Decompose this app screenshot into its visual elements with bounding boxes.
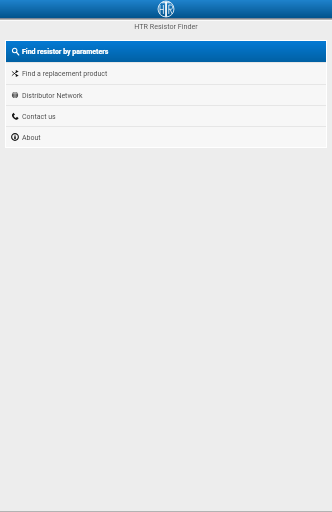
other: HTR logo bbox=[157, 0, 175, 18]
button[interactable]: About bbox=[6, 127, 326, 147]
button[interactable]: Contact us bbox=[6, 106, 326, 126]
staticText: Distributor Network bbox=[22, 92, 83, 100]
staticText: HTR Resistor Finder bbox=[134, 22, 198, 30]
staticText: Contact us bbox=[22, 113, 56, 121]
button[interactable]: Find resistor by parameters bbox=[6, 41, 326, 62]
staticText: About bbox=[22, 134, 41, 142]
button[interactable]: Find a replacement product bbox=[6, 63, 326, 84]
button[interactable]: Distributor Network bbox=[6, 85, 326, 105]
staticText: Find a replacement product bbox=[22, 70, 108, 78]
staticText: Find resistor by parameters bbox=[22, 48, 109, 56]
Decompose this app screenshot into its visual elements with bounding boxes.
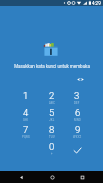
staticText: 9 [75,124,81,135]
staticText: 4 [23,107,29,118]
staticText: ABC [49,101,55,104]
button[interactable]: 1 [15,90,37,108]
staticText: DEF [74,101,80,104]
staticText: 5 [49,107,55,118]
staticText: 7 [23,124,29,135]
staticText: 4:29 [92,1,101,6]
button[interactable]: Confirm [68,141,86,159]
staticText: PQRS [22,135,30,138]
button[interactable]: Back [11,171,31,183]
button[interactable]: 3 [66,90,88,108]
staticText: + [51,152,53,155]
staticText: 1 [23,90,29,101]
button[interactable]: 7 [15,124,37,142]
button[interactable]: 2 [41,90,63,108]
button[interactable]: Show password [75,74,85,84]
staticText: WXYZ [73,135,82,138]
button[interactable]: 9 [66,124,88,142]
button[interactable]: 4 [15,107,37,125]
button[interactable]: Recents [72,171,92,183]
staticText: 8 [49,124,55,135]
staticText: 3 [74,90,80,101]
staticText: 0 [49,141,55,152]
button[interactable]: 0 [41,141,63,159]
staticText: TUV [49,135,55,138]
staticText: GHI [23,118,29,121]
staticText: MNO [74,118,81,121]
button[interactable]: 8 [41,124,63,142]
button[interactable]: Home [42,171,62,183]
button[interactable]: 5 [41,107,63,125]
button[interactable]: 6 [66,107,88,125]
staticText: Masukkan kata kunci untuk membuka [14,64,90,69]
staticText: JKL [49,118,55,121]
staticText: 6 [75,107,81,118]
staticText: 2 [49,90,55,101]
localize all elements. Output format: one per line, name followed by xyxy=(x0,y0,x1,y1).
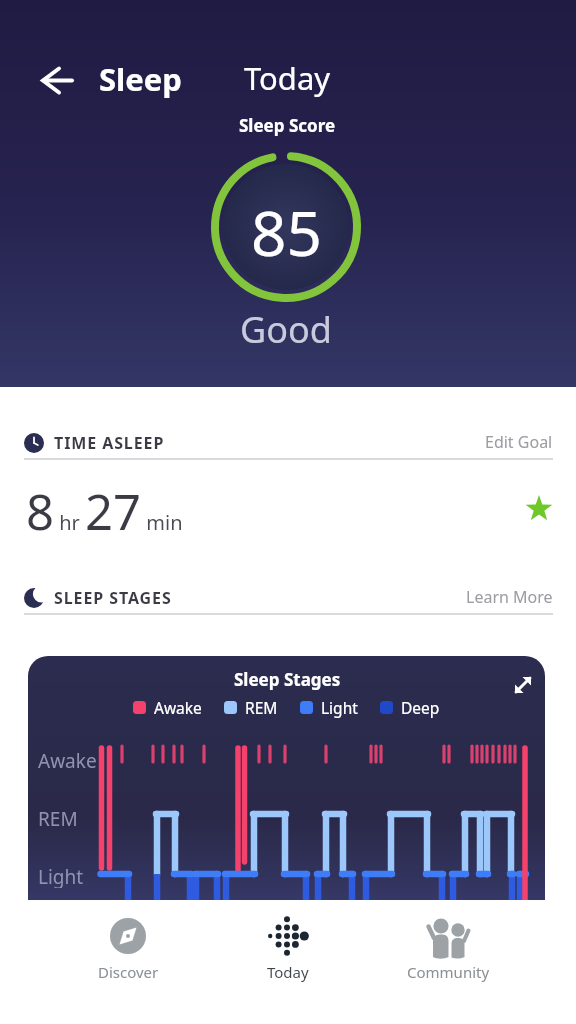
button[interactable]: Discover xyxy=(68,905,188,995)
button[interactable] xyxy=(0,580,576,618)
staticText: Discover xyxy=(98,962,159,982)
staticText: Awake xyxy=(38,748,97,772)
staticText: Sleep Score xyxy=(239,114,336,137)
staticText: REM xyxy=(245,697,278,718)
staticText: 85 xyxy=(251,190,322,266)
staticText: Sleep xyxy=(99,58,182,98)
button[interactable]: Community xyxy=(388,905,508,995)
staticText: Today xyxy=(244,57,331,99)
staticText: Edit Goal xyxy=(485,431,553,453)
staticText: Learn More xyxy=(466,586,553,608)
staticText: Deep xyxy=(401,697,440,718)
staticText: Awake xyxy=(154,697,202,718)
staticText: Today xyxy=(267,962,309,982)
button[interactable] xyxy=(0,424,576,462)
button[interactable]: Today xyxy=(228,905,348,995)
staticText: Community xyxy=(407,962,490,982)
button[interactable] xyxy=(28,62,72,106)
staticText: SLEEP STAGES xyxy=(54,587,172,609)
staticText: Light xyxy=(38,864,84,888)
button[interactable]: Today xyxy=(226,57,348,99)
staticText: Good xyxy=(240,305,332,351)
staticText: TIME ASLEEP xyxy=(54,432,165,454)
staticText: Sleep Stages xyxy=(234,668,341,691)
button[interactable]: Sleep Stages xyxy=(28,656,545,926)
staticText: REM xyxy=(38,806,78,830)
staticText: 8 hr 27 min xyxy=(26,478,183,540)
staticText: Light xyxy=(321,697,358,718)
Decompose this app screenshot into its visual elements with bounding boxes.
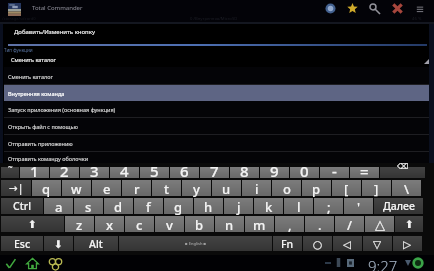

Stated problem: Quote every one of the lines above word for word, leaving out the pictures.

Solution to this problem:
Decompose this app screenshot into its visual elements with bounding boxes.
other: HTR logo bbox=[157, 0, 175, 18]
button[interactable]: About bbox=[6, 127, 326, 147]
button[interactable]: Contact us bbox=[6, 106, 326, 126]
staticText: Distributor Network bbox=[22, 92, 83, 100]
staticText: HTR Resistor Finder bbox=[134, 22, 198, 30]
staticText: Contact us bbox=[22, 113, 56, 121]
button[interactable]: Find resistor by parameters bbox=[6, 41, 326, 62]
staticText: About bbox=[22, 134, 41, 142]
button[interactable]: Find a replacement product bbox=[6, 63, 326, 84]
button[interactable]: Distributor Network bbox=[6, 85, 326, 105]
staticText: Find a replacement product bbox=[22, 70, 108, 78]
staticText: Find resistor by parameters bbox=[22, 48, 109, 56]
Decompose this app screenshot into its visual elements with bounding boxes.
staticText: 9 [75,124,81,135]
staticText: 4 [23,107,29,118]
staticText: ABC [49,101,55,104]
button[interactable]: 1 [15,90,37,108]
staticText: DEF [74,101,80,104]
staticText: 5 [49,107,55,118]
staticText: 7 [23,124,29,135]
staticText: 4:29 [92,1,101,6]
button[interactable]: Confirm [68,141,86,159]
staticText: PQRS [22,135,30,138]
button[interactable]: Back [11,171,31,183]
button[interactable]: 3 [66,90,88,108]
staticText: + [51,152,53,155]
staticText: 1 [23,90,29,101]
button[interactable]: 7 [15,124,37,142]
button[interactable]: 2 [41,90,63,108]
button[interactable]: Show password [75,74,85,84]
staticText: WXYZ [73,135,82,138]
button[interactable]: 9 [66,124,88,142]
button[interactable]: 4 [15,107,37,125]
button[interactable]: Recents [72,171,92,183]
staticText: 8 [49,124,55,135]
staticText: 3 [74,90,80,101]
staticText: 0 [49,141,55,152]
button[interactable]: 0 [41,141,63,159]
staticText: TUV [49,135,55,138]
staticText: GHI [23,118,29,121]
staticText: MNO [74,118,81,121]
button[interactable]: 8 [41,124,63,142]
button[interactable]: Home [42,171,62,183]
button[interactable]: 5 [41,107,63,125]
button[interactable]: 6 [66,107,88,125]
staticText: Masukkan kata kunci untuk membuka [14,64,90,69]
staticText: JKL [49,118,55,121]
staticText: 6 [75,107,81,118]
staticText: 2 [49,90,55,101]
localize all elements. Output format: one per line, name followed by xyxy=(x0,y0,x1,y1).
button[interactable]: Discover xyxy=(68,905,188,995)
button[interactable] xyxy=(0,580,576,618)
staticText: Discover xyxy=(98,962,159,982)
staticText: Awake xyxy=(38,748,97,772)
staticText: Sleep Score xyxy=(239,114,336,137)
staticText: REM xyxy=(245,697,278,718)
staticText: 85 xyxy=(251,190,322,266)
staticText: Sleep xyxy=(99,58,182,98)
button[interactable]: Community xyxy=(388,905,508,995)
staticText: Today xyxy=(244,57,331,99)
staticText: Edit Goal xyxy=(485,431,553,453)
staticText: Learn More xyxy=(466,586,553,608)
staticText: Deep xyxy=(401,697,440,718)
staticText: Awake xyxy=(154,697,202,718)
staticText: Today xyxy=(267,962,309,982)
button[interactable] xyxy=(0,424,576,462)
button[interactable]: Today xyxy=(228,905,348,995)
staticText: Community xyxy=(407,962,490,982)
button[interactable] xyxy=(28,62,72,106)
staticText: SLEEP STAGES xyxy=(54,587,172,609)
staticText: Light xyxy=(38,864,84,888)
button[interactable]: Today xyxy=(226,57,348,99)
staticText: Good xyxy=(240,305,332,351)
staticText: TIME ASLEEP xyxy=(54,432,165,454)
staticText: Sleep Stages xyxy=(234,668,341,691)
button[interactable]: Sleep Stages xyxy=(28,656,545,926)
staticText: REM xyxy=(38,806,78,830)
staticText: 8 hr 27 min xyxy=(26,478,183,540)
staticText: Light xyxy=(321,697,358,718)
Decompose this app screenshot into its visual elements with bounding boxes.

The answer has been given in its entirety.